*REQUEST*.
Can you transcribe the data exactly? Leave the pictures out.

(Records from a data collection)
■ ■ ■ ■ ■ ■ ■

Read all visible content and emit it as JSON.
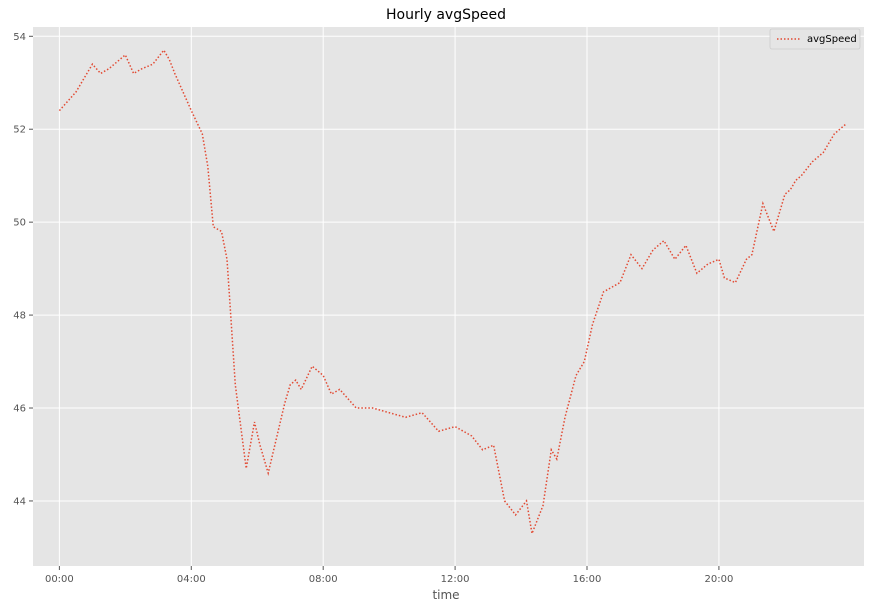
{
  "chart_data": {
    "type": "line",
    "title": "Hourly avgSpeed",
    "xlabel": "time",
    "ylabel": "",
    "xlim_hours": [
      -0.8,
      24.4
    ],
    "ylim": [
      42.6,
      54.2
    ],
    "x_ticks": [
      {
        "value": 0,
        "label": "00:00"
      },
      {
        "value": 4,
        "label": "04:00"
      },
      {
        "value": 8,
        "label": "08:00"
      },
      {
        "value": 12,
        "label": "12:00"
      },
      {
        "value": 16,
        "label": "16:00"
      },
      {
        "value": 20,
        "label": "20:00"
      }
    ],
    "y_ticks": [
      {
        "value": 44,
        "label": "44"
      },
      {
        "value": 46,
        "label": "46"
      },
      {
        "value": 48,
        "label": "48"
      },
      {
        "value": 50,
        "label": "50"
      },
      {
        "value": 52,
        "label": "52"
      },
      {
        "value": 54,
        "label": "54"
      }
    ],
    "grid": true,
    "legend_position": "top-right",
    "background_color": "#e5e5e5",
    "series": [
      {
        "name": "avgSpeed",
        "color": "#e24a33",
        "line_style": "dotted",
        "x": [
          "00:00",
          "00:30",
          "01:00",
          "01:15",
          "01:30",
          "02:00",
          "02:15",
          "02:30",
          "02:50",
          "03:10",
          "03:20",
          "03:30",
          "04:00",
          "04:20",
          "04:30",
          "04:40",
          "04:55",
          "05:05",
          "05:10",
          "05:20",
          "05:40",
          "05:55",
          "06:05",
          "06:20",
          "06:50",
          "07:00",
          "07:10",
          "07:20",
          "07:40",
          "08:00",
          "08:15",
          "08:30",
          "08:45",
          "09:00",
          "09:30",
          "10:00",
          "10:30",
          "11:00",
          "11:30",
          "12:00",
          "12:30",
          "12:50",
          "13:10",
          "13:30",
          "13:50",
          "14:10",
          "14:20",
          "14:40",
          "14:55",
          "15:05",
          "15:20",
          "15:40",
          "15:55",
          "16:10",
          "16:30",
          "17:00",
          "17:20",
          "17:40",
          "18:00",
          "18:20",
          "18:40",
          "19:00",
          "19:20",
          "19:40",
          "20:00",
          "20:10",
          "20:30",
          "20:50",
          "21:00",
          "21:20",
          "21:40",
          "22:00",
          "22:10",
          "22:20",
          "22:30",
          "22:50",
          "23:10",
          "23:30",
          "23:50"
        ],
        "values": [
          52.4,
          52.8,
          53.4,
          53.2,
          53.3,
          53.6,
          53.2,
          53.3,
          53.4,
          53.7,
          53.5,
          53.2,
          52.4,
          51.9,
          51.2,
          49.9,
          49.8,
          49.2,
          48.3,
          46.5,
          44.7,
          45.7,
          45.2,
          44.6,
          46.1,
          46.5,
          46.6,
          46.4,
          46.9,
          46.7,
          46.3,
          46.4,
          46.2,
          46.0,
          46.0,
          45.9,
          45.8,
          45.9,
          45.5,
          45.6,
          45.4,
          45.1,
          45.2,
          44.0,
          43.7,
          44.0,
          43.3,
          43.9,
          45.1,
          44.9,
          45.8,
          46.7,
          47.0,
          47.8,
          48.5,
          48.7,
          49.3,
          49.0,
          49.4,
          49.6,
          49.2,
          49.5,
          48.9,
          49.1,
          49.2,
          48.8,
          48.7,
          49.2,
          49.3,
          50.4,
          49.8,
          50.6,
          50.7,
          50.9,
          51.0,
          51.3,
          51.5,
          51.9,
          52.1
        ]
      }
    ]
  }
}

■ ■ ■ ■ ■ ■ ■

*THE RESULT*.
Read all visible content and emit it as JSON.
{
  "chart_data": {
    "type": "line",
    "title": "Hourly avgSpeed",
    "xlabel": "time",
    "ylabel": "",
    "xlim_hours": [
      -0.8,
      24.4
    ],
    "ylim": [
      42.6,
      54.2
    ],
    "x_ticks": [
      {
        "value": 0,
        "label": "00:00"
      },
      {
        "value": 4,
        "label": "04:00"
      },
      {
        "value": 8,
        "label": "08:00"
      },
      {
        "value": 12,
        "label": "12:00"
      },
      {
        "value": 16,
        "label": "16:00"
      },
      {
        "value": 20,
        "label": "20:00"
      }
    ],
    "y_ticks": [
      {
        "value": 44,
        "label": "44"
      },
      {
        "value": 46,
        "label": "46"
      },
      {
        "value": 48,
        "label": "48"
      },
      {
        "value": 50,
        "label": "50"
      },
      {
        "value": 52,
        "label": "52"
      },
      {
        "value": 54,
        "label": "54"
      }
    ],
    "grid": true,
    "legend_position": "top-right",
    "background_color": "#e5e5e5",
    "series": [
      {
        "name": "avgSpeed",
        "color": "#e24a33",
        "line_style": "dotted",
        "x": [
          "00:00",
          "00:30",
          "01:00",
          "01:15",
          "01:30",
          "02:00",
          "02:15",
          "02:30",
          "02:50",
          "03:10",
          "03:20",
          "03:30",
          "04:00",
          "04:20",
          "04:30",
          "04:40",
          "04:55",
          "05:05",
          "05:10",
          "05:20",
          "05:40",
          "05:55",
          "06:05",
          "06:20",
          "06:50",
          "07:00",
          "07:10",
          "07:20",
          "07:40",
          "08:00",
          "08:15",
          "08:30",
          "08:45",
          "09:00",
          "09:30",
          "10:00",
          "10:30",
          "11:00",
          "11:30",
          "12:00",
          "12:30",
          "12:50",
          "13:10",
          "13:30",
          "13:50",
          "14:10",
          "14:20",
          "14:40",
          "14:55",
          "15:05",
          "15:20",
          "15:40",
          "15:55",
          "16:10",
          "16:30",
          "17:00",
          "17:20",
          "17:40",
          "18:00",
          "18:20",
          "18:40",
          "19:00",
          "19:20",
          "19:40",
          "20:00",
          "20:10",
          "20:30",
          "20:50",
          "21:00",
          "21:20",
          "21:40",
          "22:00",
          "22:10",
          "22:20",
          "22:30",
          "22:50",
          "23:10",
          "23:30",
          "23:50"
        ],
        "values": [
          52.4,
          52.8,
          53.4,
          53.2,
          53.3,
          53.6,
          53.2,
          53.3,
          53.4,
          53.7,
          53.5,
          53.2,
          52.4,
          51.9,
          51.2,
          49.9,
          49.8,
          49.2,
          48.3,
          46.5,
          44.7,
          45.7,
          45.2,
          44.6,
          46.1,
          46.5,
          46.6,
          46.4,
          46.9,
          46.7,
          46.3,
          46.4,
          46.2,
          46.0,
          46.0,
          45.9,
          45.8,
          45.9,
          45.5,
          45.6,
          45.4,
          45.1,
          45.2,
          44.0,
          43.7,
          44.0,
          43.3,
          43.9,
          45.1,
          44.9,
          45.8,
          46.7,
          47.0,
          47.8,
          48.5,
          48.7,
          49.3,
          49.0,
          49.4,
          49.6,
          49.2,
          49.5,
          48.9,
          49.1,
          49.2,
          48.8,
          48.7,
          49.2,
          49.3,
          50.4,
          49.8,
          50.6,
          50.7,
          50.9,
          51.0,
          51.3,
          51.5,
          51.9,
          52.1
        ]
      }
    ]
  }
}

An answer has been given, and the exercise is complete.